(Dataset items)
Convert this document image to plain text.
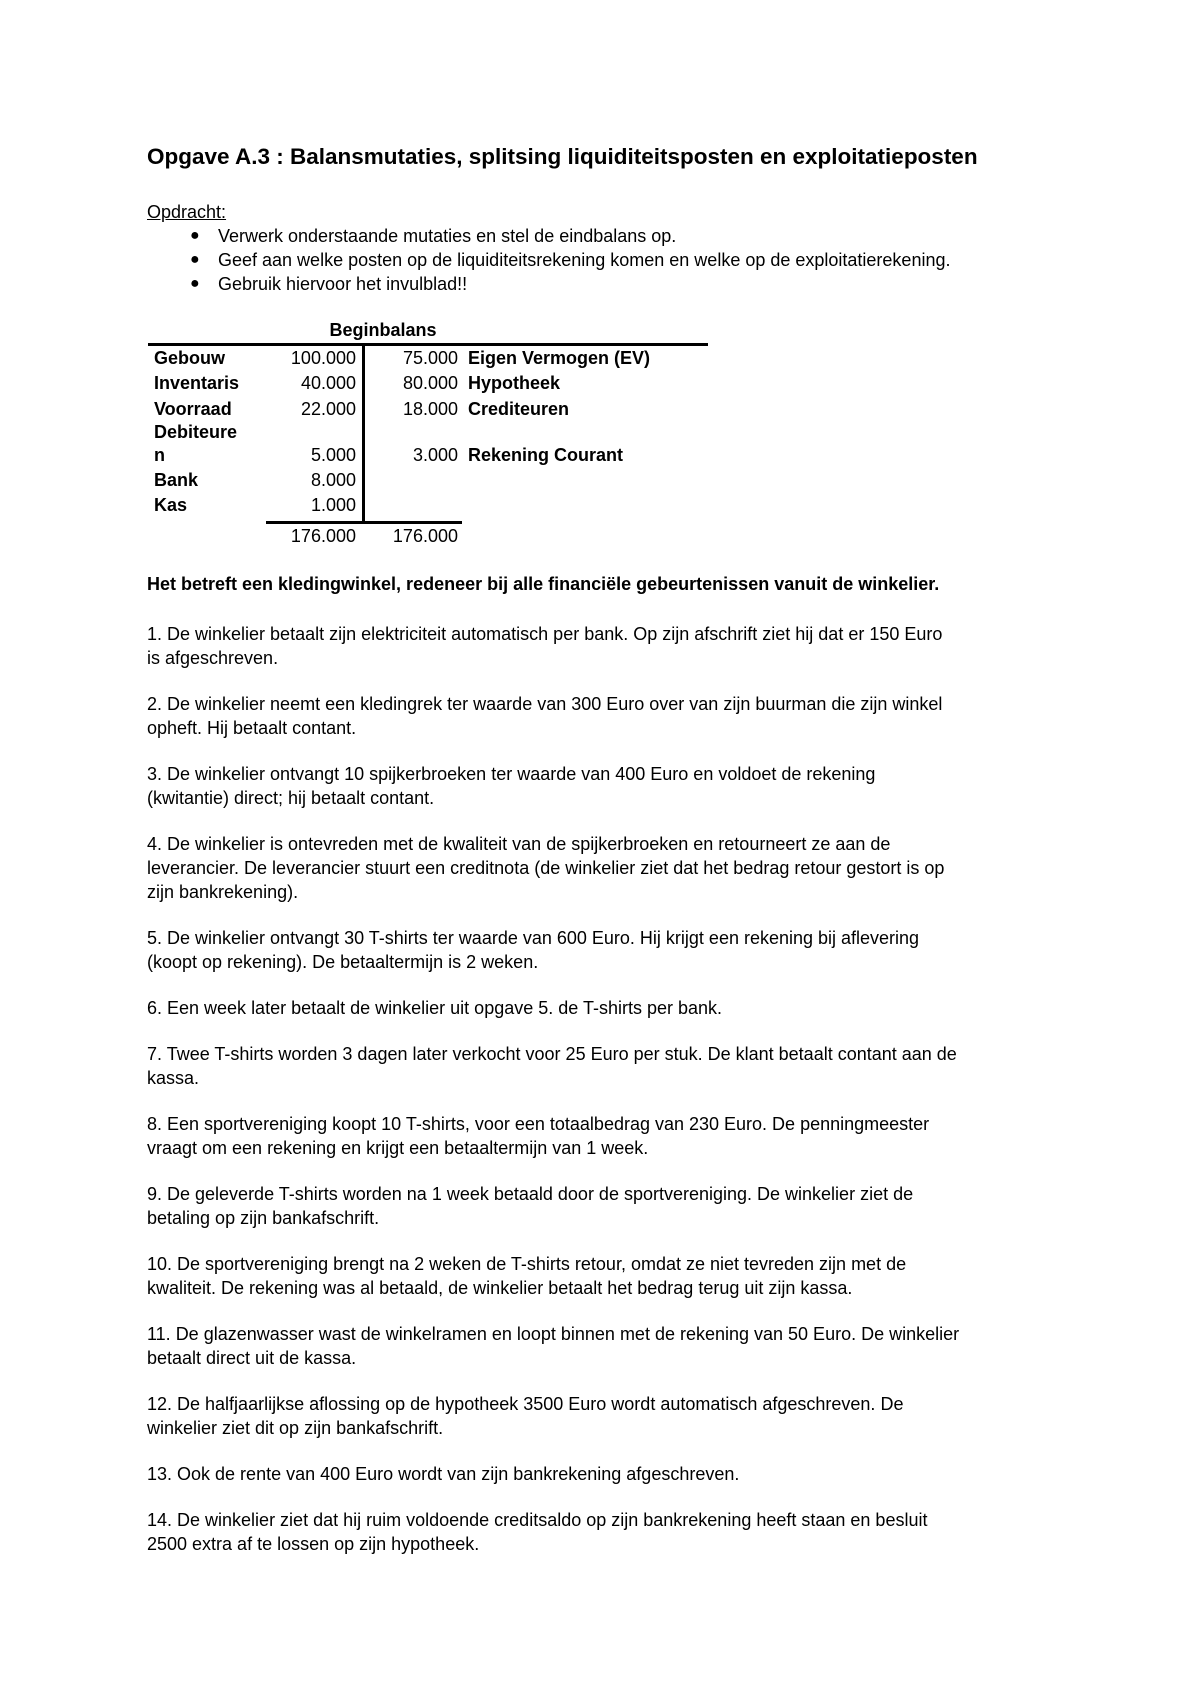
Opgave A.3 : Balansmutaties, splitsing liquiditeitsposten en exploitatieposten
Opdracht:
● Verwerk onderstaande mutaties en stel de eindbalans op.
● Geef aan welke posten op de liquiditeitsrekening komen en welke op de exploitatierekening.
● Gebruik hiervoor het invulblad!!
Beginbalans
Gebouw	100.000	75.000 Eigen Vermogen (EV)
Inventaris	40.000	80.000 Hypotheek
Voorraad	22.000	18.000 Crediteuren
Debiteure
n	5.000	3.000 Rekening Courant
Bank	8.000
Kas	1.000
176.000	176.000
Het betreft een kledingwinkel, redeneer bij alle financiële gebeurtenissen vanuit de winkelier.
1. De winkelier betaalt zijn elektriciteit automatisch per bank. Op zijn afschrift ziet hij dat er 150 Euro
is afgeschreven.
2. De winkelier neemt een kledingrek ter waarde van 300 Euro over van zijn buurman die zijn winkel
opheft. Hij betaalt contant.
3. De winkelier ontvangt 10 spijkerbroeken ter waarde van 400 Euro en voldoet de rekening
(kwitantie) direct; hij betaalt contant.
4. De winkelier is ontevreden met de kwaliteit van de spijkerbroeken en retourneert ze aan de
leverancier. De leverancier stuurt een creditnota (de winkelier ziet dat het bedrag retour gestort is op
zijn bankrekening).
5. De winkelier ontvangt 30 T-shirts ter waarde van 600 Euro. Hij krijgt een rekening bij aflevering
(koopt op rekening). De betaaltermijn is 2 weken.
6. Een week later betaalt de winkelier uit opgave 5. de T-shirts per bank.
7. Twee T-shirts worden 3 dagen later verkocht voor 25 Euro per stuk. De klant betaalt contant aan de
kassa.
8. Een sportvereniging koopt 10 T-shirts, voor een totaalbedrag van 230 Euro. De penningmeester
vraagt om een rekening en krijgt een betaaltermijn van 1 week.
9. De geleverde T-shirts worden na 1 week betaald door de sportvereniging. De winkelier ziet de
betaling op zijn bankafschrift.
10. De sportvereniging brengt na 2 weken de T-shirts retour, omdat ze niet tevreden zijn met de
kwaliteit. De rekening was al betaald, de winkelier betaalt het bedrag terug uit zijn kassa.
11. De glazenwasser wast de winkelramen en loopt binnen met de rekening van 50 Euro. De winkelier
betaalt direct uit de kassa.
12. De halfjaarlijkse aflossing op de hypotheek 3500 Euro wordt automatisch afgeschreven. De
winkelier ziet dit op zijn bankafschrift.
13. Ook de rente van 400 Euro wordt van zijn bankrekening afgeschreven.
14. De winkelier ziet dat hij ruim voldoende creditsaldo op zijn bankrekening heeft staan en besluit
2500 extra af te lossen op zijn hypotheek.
==
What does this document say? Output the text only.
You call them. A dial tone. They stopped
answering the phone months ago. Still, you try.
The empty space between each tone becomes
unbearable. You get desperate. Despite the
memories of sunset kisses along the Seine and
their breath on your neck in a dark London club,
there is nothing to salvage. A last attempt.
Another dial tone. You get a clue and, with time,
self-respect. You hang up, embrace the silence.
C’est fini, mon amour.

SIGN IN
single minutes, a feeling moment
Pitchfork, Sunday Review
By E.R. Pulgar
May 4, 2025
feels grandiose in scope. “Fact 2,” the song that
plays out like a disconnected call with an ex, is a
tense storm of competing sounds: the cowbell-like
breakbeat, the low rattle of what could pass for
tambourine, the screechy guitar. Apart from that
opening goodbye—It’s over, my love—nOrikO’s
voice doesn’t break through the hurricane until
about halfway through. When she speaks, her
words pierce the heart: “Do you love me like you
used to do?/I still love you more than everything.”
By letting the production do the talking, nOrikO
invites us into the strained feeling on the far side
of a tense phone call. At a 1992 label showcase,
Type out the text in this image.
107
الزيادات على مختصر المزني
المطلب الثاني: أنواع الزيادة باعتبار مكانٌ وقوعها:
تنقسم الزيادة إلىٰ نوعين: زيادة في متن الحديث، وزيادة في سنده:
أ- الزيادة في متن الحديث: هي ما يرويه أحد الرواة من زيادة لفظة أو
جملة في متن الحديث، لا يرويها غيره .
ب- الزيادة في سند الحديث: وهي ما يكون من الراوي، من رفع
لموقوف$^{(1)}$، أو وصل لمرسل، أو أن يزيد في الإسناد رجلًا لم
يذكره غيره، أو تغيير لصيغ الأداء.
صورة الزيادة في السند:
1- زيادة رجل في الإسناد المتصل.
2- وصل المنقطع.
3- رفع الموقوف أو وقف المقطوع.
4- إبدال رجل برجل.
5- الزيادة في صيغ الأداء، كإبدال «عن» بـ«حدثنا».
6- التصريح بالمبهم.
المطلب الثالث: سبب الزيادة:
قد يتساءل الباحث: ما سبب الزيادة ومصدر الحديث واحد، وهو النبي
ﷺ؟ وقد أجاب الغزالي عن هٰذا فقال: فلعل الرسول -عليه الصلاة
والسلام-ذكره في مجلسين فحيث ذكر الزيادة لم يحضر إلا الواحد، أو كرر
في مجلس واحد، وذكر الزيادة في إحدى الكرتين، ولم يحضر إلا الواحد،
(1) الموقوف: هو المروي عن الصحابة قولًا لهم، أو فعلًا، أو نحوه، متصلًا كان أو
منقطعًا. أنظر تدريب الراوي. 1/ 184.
--
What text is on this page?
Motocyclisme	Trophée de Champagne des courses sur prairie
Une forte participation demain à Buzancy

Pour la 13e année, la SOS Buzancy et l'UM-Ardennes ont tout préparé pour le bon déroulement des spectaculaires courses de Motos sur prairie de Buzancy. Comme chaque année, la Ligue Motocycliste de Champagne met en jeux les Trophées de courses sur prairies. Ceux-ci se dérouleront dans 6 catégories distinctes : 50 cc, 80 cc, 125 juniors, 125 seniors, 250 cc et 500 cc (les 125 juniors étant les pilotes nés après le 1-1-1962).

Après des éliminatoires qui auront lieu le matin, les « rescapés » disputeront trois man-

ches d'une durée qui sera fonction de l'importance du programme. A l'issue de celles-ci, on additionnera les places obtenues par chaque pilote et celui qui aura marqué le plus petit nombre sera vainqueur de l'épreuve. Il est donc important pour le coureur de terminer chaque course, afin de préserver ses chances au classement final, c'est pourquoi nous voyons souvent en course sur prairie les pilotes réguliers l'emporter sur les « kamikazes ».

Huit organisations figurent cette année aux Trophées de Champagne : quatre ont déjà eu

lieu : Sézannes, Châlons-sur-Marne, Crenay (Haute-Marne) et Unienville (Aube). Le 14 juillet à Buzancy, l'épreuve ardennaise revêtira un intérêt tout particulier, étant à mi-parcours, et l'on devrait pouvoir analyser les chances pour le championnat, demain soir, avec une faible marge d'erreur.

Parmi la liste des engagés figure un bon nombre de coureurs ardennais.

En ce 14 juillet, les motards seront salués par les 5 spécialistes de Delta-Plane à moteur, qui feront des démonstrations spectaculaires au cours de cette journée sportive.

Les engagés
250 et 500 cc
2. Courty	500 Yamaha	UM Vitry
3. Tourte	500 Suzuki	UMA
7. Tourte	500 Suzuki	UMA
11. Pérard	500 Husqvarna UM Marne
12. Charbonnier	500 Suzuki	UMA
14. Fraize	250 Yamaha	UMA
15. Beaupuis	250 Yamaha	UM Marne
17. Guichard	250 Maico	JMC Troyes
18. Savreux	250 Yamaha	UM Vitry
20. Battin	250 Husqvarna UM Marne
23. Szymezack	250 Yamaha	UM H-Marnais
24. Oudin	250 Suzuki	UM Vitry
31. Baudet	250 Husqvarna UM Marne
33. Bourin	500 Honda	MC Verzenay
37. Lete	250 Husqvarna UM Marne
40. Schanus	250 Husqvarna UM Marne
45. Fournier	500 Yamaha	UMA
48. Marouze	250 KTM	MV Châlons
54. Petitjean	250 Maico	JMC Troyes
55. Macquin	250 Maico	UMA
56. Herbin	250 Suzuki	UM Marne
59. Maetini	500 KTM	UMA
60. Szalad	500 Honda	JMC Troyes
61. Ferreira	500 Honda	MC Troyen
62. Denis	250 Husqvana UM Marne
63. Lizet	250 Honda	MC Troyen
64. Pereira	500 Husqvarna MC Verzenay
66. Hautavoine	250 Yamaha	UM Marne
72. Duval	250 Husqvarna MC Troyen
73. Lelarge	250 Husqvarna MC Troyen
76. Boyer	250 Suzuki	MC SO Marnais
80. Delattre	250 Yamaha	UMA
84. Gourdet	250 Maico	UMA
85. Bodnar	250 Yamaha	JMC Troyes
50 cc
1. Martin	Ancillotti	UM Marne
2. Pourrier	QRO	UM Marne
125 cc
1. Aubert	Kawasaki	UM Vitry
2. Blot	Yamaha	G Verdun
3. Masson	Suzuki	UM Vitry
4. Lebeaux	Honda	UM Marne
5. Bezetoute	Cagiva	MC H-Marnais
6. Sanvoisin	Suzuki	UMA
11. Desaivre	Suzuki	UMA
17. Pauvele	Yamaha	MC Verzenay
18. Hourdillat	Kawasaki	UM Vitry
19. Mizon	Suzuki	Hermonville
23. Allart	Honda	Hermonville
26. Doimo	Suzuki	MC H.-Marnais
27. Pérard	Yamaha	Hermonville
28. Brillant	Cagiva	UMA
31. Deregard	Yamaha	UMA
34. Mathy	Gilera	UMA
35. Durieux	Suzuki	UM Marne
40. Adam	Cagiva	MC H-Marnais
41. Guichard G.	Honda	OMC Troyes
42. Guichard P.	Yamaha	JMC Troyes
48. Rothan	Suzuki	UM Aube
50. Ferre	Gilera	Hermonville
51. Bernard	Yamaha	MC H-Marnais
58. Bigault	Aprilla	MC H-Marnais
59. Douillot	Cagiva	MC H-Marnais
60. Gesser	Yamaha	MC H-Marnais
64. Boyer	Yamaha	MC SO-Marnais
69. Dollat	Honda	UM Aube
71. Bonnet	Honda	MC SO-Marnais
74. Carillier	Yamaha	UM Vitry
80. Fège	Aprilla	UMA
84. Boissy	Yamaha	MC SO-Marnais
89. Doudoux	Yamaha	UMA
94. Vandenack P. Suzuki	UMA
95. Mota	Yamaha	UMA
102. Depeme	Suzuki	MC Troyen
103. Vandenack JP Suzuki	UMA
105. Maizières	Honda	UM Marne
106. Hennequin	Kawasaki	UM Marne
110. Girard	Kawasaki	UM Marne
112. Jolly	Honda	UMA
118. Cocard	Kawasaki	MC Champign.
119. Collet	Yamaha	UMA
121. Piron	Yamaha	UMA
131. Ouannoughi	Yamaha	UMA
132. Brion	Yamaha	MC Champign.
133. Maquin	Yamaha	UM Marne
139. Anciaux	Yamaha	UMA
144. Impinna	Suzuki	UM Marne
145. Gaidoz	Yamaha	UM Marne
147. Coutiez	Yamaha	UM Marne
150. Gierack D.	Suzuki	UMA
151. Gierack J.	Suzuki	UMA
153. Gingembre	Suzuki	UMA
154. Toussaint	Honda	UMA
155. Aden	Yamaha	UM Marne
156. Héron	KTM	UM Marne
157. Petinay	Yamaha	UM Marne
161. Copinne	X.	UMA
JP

WHAT YOU WILL DO:
Extract, from the material above, each line holding the word "Aprilla".

TASK ANSWER:
58. Bigault	Aprilla	MC H-Marnais
80. Fège	Aprilla	UMA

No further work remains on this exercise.